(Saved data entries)
──────
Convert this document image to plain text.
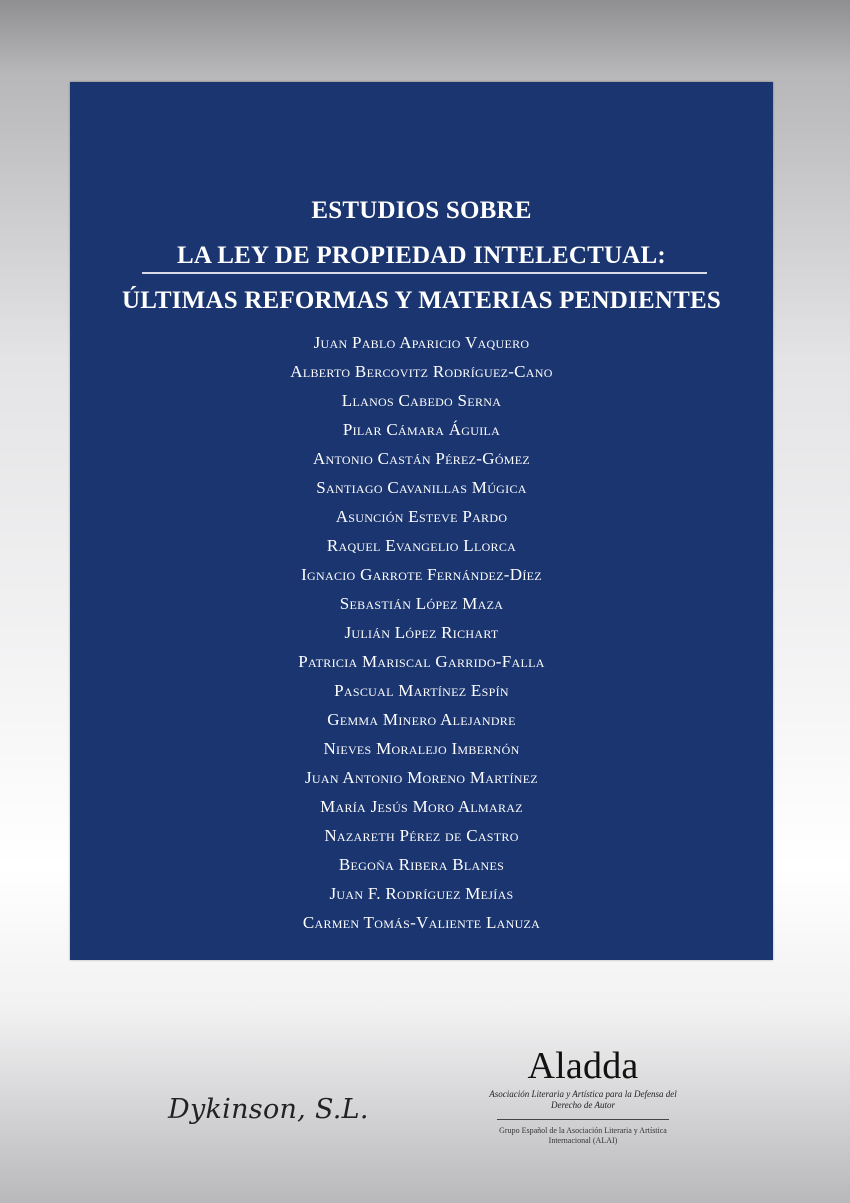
ESTUDIOS SOBRE
LA LEY DE PROPIEDAD INTELECTUAL:
ÚLTIMAS REFORMAS Y MATERIAS PENDIENTES
Juan Pablo Aparicio Vaquero
Alberto Bercovitz Rodríguez-Cano
Llanos Cabedo Serna
Pilar Cámara Águila
Antonio Castán Pérez-Gómez
Santiago Cavanillas Múgica
Asunción Esteve Pardo
Raquel Evangelio Llorca
Ignacio Garrote Fernández-Díez
Sebastián López Maza
Julián López Richart
Patricia Mariscal Garrido-Falla
Pascual Martínez Espín
Gemma Minero Alejandre
Nieves Moralejo Imbernón
Juan Antonio Moreno Martínez
María Jesús Moro Almaraz
Nazareth Pérez de Castro
Begoña Ribera Blanes
Juan F. Rodríguez Mejías
Carmen Tomás-Valiente Lanuza
Dykinson, S.L.
Aladda
Asociación Literaria y Artística para la Defensa del Derecho de Autor
Grupo Español de la Asociación Literaria y Artística Internacional (ALAI)
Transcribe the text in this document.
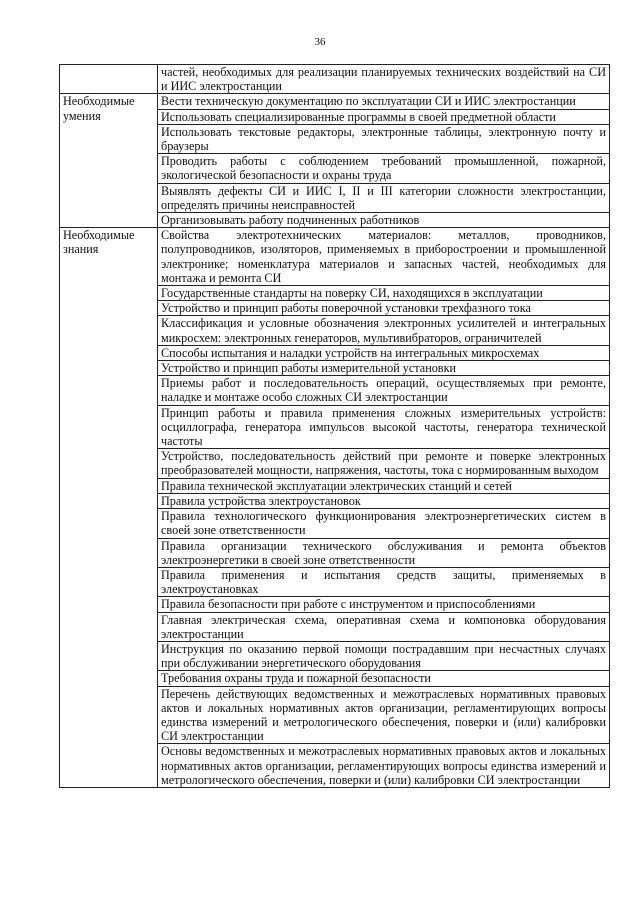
36
	частей, необходимых для реализации планируемых технических воздействий на СИ и ИИС электростанции
Необходимые умения	Вести техническую документацию по эксплуатации СИ и ИИС электростанции
	Использовать специализированные программы в своей предметной области
	Использовать текстовые редакторы, электронные таблицы, электронную почту и браузеры
	Проводить работы с соблюдением требований промышленной, пожарной, экологической безопасности и охраны труда
	Выявлять дефекты СИ и ИИС I, II и III категории сложности электростанции, определять причины неисправностей
	Организовывать работу подчиненных работников
Необходимые знания	Свойства электротехнических материалов: металлов, проводников, полупроводников, изоляторов, применяемых в приборостроении и промышленной электронике; номенклатура материалов и запасных частей, необходимых для монтажа и ремонта СИ
	Государственные стандарты на поверку СИ, находящихся в эксплуатации
	Устройство и принцип работы поверочной установки трехфазного тока
	Классификация и условные обозначения электронных усилителей и интегральных микросхем: электронных генераторов, мультивибраторов, ограничителей
	Способы испытания и наладки устройств на интегральных микросхемах
	Устройство и принцип работы измерительной установки
	Приемы работ и последовательность операций, осуществляемых при ремонте, наладке и монтаже особо сложных СИ электростанции
	Принцип работы и правила применения сложных измерительных устройств: осциллографа, генератора импульсов высокой частоты, генератора технической частоты
	Устройство, последовательность действий при ремонте и поверке электронных преобразователей мощности, напряжения, частоты, тока с нормированным выходом
	Правила технической эксплуатации электрических станций и сетей
	Правила устройства электроустановок
	Правила технологического функционирования электроэнергетических систем в своей зоне ответственности
	Правила организации технического обслуживания и ремонта объектов электроэнергетики в своей зоне ответственности
	Правила применения и испытания средств защиты, применяемых в электроустановках
	Правила безопасности при работе с инструментом и приспособлениями
	Главная электрическая схема, оперативная схема и компоновка оборудования электростанции
	Инструкция по оказанию первой помощи пострадавшим при несчастных случаях при обслуживании энергетического оборудования
	Требования охраны труда и пожарной безопасности
	Перечень действующих ведомственных и межотраслевых нормативных правовых актов и локальных нормативных актов организации, регламентирующих вопросы единства измерений и метрологического обеспечения, поверки и (или) калибровки СИ электростанции
	Основы ведомственных и межотраслевых нормативных правовых актов и локальных нормативных актов организации, регламентирующих вопросы единства измерений и метрологического обеспечения, поверки и (или) калибровки СИ электростанции
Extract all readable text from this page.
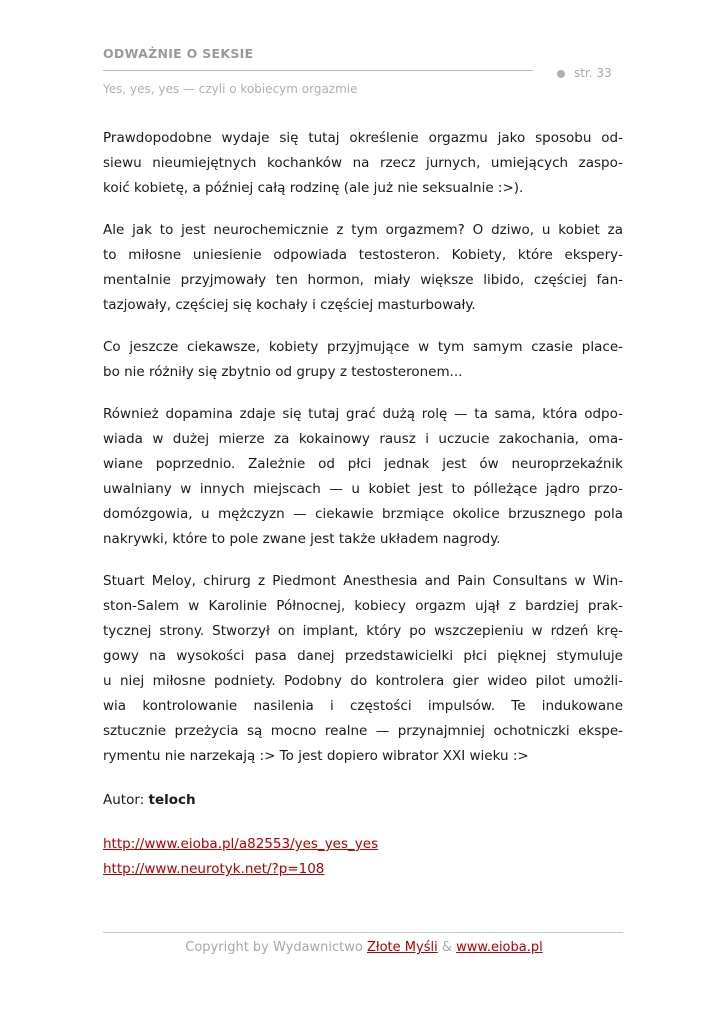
ODWAŻNIE O SEKSIE
str. 33
Yes, yes, yes — czyli o kobiecym orgazmie
Prawdopodobne wydaje się tutaj określenie orgazmu jako sposobu od-
siewu nieumiejętnych kochanków na rzecz jurnych, umiejących zaspo-
koić kobietę, a później całą rodzinę (ale już nie seksualnie :>).
Ale jak to jest neurochemicznie z tym orgazmem? O dziwo, u kobiet za
to miłosne uniesienie odpowiada testosteron. Kobiety, które eksperу-
mentalnie przyjmowały ten hormon, miały większe libido, częściej fan-
tazjowały, częściej się kochały i częściej masturbowały.
Co jeszcze ciekawsze, kobiety przyjmujące w tym samym czasie place-
bo nie różniły się zbytnio od grupy z testosteronem...
Również dopamina zdaje się tutaj grać dużą rolę — ta sama, która odpo-
wiada w dużej mierze za kokainowy rausz i uczucie zakochania, oma-
wiane poprzednio. Zależnie od płci jednak jest ów neuroprzekaźnik
uwalniany w innych miejscach — u kobiet jest to pólleżące jądro przo-
domózgowia, u mężczyzn — ciekawie brzmiące okolice brzusznego pola
nakrywki, które to pole zwane jest także układem nagrody.
Stuart Meloy, chirurg z Piedmont Anesthesia and Pain Consultans w Win-
ston-Salem w Karolinie Północnej, kobiecy orgazm ujął z bardziej prak-
tycznej strony. Stworzył on implant, który po wszczepieniu w rdzeń krę-
gowy na wysokości pasa danej przedstawicielki płci pięknej stymuluje
u niej miłosne podniety. Podobny do kontrolera gier wideo pilot umożli-
wia kontrolowanie nasilenia i częstości impulsów. Te indukowane
sztucznie przeżycia są mocno realne — przynajmniej ochotniczki ekspe-
rymentu nie narzekają :> To jest dopiero wibrator XXI wieku :>
Autor: teloch
http://www.eioba.pl/a82553/yes_yes_yes
http://www.neurotyk.net/?p=108
Copyright by Wydawnictwo Złote Myśli & www.eioba.pl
──────
Work required> Only the number is wanted: how many lines in the data include the word "miłosne"?

Reply to the exercise> 2